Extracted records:
****

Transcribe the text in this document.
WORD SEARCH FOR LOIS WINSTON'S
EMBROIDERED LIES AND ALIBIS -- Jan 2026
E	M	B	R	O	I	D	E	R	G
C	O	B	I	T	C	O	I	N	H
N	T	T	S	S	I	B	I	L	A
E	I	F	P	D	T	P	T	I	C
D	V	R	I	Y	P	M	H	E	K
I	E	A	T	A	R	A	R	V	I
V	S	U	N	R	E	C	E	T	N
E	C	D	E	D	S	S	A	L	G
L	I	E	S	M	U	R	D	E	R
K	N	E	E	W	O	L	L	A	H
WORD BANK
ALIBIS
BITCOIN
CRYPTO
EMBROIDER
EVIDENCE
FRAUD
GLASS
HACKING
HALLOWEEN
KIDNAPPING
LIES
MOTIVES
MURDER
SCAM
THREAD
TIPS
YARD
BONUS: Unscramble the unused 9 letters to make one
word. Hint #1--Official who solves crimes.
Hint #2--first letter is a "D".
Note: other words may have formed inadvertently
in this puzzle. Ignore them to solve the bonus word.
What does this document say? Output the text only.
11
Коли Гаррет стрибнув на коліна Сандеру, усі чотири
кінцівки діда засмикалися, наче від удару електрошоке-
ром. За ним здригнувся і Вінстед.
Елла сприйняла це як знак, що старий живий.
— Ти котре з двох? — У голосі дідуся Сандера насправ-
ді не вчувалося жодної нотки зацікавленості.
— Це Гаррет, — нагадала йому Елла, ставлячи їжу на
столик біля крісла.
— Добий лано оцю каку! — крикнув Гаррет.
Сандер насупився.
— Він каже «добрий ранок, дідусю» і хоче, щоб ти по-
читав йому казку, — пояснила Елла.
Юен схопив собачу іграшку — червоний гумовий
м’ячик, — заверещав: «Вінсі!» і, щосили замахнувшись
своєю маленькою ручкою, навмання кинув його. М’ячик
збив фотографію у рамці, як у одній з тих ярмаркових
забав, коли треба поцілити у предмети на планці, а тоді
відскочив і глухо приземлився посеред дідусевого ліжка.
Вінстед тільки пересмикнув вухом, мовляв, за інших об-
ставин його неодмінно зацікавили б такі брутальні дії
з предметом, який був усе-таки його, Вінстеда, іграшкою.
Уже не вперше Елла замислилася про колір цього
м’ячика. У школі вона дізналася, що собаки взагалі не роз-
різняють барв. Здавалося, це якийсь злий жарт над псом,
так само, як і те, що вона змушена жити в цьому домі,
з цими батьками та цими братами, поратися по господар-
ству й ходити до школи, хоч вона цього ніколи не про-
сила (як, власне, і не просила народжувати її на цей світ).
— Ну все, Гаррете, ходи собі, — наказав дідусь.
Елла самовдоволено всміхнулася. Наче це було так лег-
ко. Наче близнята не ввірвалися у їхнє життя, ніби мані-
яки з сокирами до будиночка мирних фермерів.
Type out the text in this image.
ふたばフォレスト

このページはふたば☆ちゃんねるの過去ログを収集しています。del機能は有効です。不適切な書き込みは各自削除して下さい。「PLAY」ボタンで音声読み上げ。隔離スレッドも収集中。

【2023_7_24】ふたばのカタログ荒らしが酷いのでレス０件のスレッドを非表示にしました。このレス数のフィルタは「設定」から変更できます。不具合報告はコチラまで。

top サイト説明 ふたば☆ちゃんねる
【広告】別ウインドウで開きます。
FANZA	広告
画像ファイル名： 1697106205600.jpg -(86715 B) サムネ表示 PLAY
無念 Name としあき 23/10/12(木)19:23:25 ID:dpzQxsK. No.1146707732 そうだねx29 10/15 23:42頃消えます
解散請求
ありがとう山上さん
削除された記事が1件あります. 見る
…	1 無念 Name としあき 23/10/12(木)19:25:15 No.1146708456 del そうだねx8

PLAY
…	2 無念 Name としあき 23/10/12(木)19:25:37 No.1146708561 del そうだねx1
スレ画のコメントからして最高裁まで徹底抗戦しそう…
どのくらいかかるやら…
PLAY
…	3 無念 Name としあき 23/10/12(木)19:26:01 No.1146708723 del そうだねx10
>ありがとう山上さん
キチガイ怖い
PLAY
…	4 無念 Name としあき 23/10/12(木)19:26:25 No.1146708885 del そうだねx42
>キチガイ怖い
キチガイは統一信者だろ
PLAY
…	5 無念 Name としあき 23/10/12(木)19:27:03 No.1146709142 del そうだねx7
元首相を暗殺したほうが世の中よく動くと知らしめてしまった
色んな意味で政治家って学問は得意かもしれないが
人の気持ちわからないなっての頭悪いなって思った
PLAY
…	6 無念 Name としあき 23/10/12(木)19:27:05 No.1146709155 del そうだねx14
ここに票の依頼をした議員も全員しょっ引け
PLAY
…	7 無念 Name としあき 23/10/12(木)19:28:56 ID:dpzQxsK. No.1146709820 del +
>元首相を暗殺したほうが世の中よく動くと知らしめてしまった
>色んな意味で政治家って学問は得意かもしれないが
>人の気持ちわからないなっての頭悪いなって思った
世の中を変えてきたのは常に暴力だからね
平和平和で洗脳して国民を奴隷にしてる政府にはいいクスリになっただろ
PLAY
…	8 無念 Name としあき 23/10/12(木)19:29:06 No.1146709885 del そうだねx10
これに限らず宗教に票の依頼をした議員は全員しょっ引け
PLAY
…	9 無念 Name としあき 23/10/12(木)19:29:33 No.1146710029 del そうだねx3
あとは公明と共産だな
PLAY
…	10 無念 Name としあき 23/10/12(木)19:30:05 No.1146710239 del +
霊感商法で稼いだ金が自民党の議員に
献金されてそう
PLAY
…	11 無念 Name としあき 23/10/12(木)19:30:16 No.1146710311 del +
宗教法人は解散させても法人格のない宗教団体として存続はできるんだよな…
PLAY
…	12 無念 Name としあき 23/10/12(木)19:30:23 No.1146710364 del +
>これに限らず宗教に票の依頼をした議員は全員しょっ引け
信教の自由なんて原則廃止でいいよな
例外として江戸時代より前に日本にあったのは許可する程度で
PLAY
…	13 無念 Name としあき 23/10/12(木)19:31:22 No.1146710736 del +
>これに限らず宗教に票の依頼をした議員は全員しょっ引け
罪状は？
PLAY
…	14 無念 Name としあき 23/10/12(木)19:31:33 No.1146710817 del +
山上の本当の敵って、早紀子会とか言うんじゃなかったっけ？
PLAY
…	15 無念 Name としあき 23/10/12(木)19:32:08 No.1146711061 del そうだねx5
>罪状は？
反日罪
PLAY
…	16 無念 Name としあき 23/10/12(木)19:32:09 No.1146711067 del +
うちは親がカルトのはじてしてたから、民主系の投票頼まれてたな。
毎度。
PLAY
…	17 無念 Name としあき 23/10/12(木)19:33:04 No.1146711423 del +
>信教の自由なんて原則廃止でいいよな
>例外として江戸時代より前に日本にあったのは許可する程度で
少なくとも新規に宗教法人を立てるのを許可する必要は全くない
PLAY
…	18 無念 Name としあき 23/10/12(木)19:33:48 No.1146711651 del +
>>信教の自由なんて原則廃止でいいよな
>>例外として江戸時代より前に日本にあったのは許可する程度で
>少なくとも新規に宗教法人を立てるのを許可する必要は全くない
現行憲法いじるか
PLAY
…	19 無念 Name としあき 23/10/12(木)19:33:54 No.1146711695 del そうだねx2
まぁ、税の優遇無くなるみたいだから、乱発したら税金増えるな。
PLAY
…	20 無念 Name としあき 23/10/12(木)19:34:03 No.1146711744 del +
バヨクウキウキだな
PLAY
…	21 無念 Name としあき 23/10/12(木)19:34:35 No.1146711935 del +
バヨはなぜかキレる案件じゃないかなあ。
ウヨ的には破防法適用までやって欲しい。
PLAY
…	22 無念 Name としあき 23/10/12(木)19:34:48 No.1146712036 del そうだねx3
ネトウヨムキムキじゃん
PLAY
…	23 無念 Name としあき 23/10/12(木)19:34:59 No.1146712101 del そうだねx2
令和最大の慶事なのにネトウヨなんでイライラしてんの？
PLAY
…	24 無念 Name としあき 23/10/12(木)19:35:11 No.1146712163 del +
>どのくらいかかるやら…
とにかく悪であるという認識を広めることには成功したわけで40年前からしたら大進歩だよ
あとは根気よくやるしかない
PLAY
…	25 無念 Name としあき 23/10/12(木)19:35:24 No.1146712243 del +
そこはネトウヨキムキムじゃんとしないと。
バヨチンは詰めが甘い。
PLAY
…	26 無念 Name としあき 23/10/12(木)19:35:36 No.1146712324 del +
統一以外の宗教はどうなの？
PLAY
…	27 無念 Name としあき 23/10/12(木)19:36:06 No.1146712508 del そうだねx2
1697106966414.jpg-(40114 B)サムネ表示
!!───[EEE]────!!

****

YOUR TASK
Across all the entries, count the lines that contain the word "this" and give the number by itself.

ANSWER IN FULL
4